** Records **
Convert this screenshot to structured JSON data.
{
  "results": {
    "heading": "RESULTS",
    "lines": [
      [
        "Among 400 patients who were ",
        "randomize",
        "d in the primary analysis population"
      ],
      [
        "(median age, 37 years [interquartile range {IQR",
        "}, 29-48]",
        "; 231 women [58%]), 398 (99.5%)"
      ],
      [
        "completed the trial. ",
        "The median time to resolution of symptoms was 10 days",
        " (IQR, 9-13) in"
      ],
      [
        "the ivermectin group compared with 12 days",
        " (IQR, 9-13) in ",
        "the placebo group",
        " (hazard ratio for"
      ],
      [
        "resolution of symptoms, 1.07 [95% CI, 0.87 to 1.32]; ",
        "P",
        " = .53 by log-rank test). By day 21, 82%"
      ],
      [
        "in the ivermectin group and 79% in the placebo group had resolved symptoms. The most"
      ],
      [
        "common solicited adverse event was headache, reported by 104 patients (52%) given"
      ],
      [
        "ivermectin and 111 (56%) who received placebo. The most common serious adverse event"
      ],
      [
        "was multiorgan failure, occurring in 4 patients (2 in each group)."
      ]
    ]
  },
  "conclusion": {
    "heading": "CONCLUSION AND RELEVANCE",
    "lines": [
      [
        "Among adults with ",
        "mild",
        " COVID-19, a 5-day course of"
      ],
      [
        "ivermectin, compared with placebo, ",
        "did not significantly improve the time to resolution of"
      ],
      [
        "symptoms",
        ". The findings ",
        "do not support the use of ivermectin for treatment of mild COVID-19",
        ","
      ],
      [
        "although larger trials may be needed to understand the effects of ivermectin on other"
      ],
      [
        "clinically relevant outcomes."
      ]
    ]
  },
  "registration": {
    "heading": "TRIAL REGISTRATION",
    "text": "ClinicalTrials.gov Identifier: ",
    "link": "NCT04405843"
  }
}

** Task statement **
Line by line, write out the records above exactly.

** Answer to this exercise **
Convert this screenshot to structured JSON data.
{
  "results": {
    "heading": "RESULTS",
    "lines": [
      [
        "Among 400 patients who were ",
        "randomize",
        "d in the primary analysis population"
      ],
      [
        "(median age, 37 years [interquartile range {IQR",
        "}, 29-48]",
        "; 231 women [58%]), 398 (99.5%)"
      ],
      [
        "completed the trial. ",
        "The median time to resolution of symptoms was 10 days",
        " (IQR, 9-13) in"
      ],
      [
        "the ivermectin group compared with 12 days",
        " (IQR, 9-13) in ",
        "the placebo group",
        " (hazard ratio for"
      ],
      [
        "resolution of symptoms, 1.07 [95% CI, 0.87 to 1.32]; ",
        "P",
        " = .53 by log-rank test). By day 21, 82%"
      ],
      [
        "in the ivermectin group and 79% in the placebo group had resolved symptoms. The most"
      ],
      [
        "common solicited adverse event was headache, reported by 104 patients (52%) given"
      ],
      [
        "ivermectin and 111 (56%) who received placebo. The most common serious adverse event"
      ],
      [
        "was multiorgan failure, occurring in 4 patients (2 in each group)."
      ]
    ]
  },
  "conclusion": {
    "heading": "CONCLUSION AND RELEVANCE",
    "lines": [
      [
        "Among adults with ",
        "mild",
        " COVID-19, a 5-day course of"
      ],
      [
        "ivermectin, compared with placebo, ",
        "did not significantly improve the time to resolution of"
      ],
      [
        "symptoms",
        ". The findings ",
        "do not support the use of ivermectin for treatment of mild COVID-19",
        ","
      ],
      [
        "although larger trials may be needed to understand the effects of ivermectin on other"
      ],
      [
        "clinically relevant outcomes."
      ]
    ]
  },
  "registration": {
    "heading": "TRIAL REGISTRATION",
    "text": "ClinicalTrials.gov Identifier: ",
    "link": "NCT04405843"
  }
}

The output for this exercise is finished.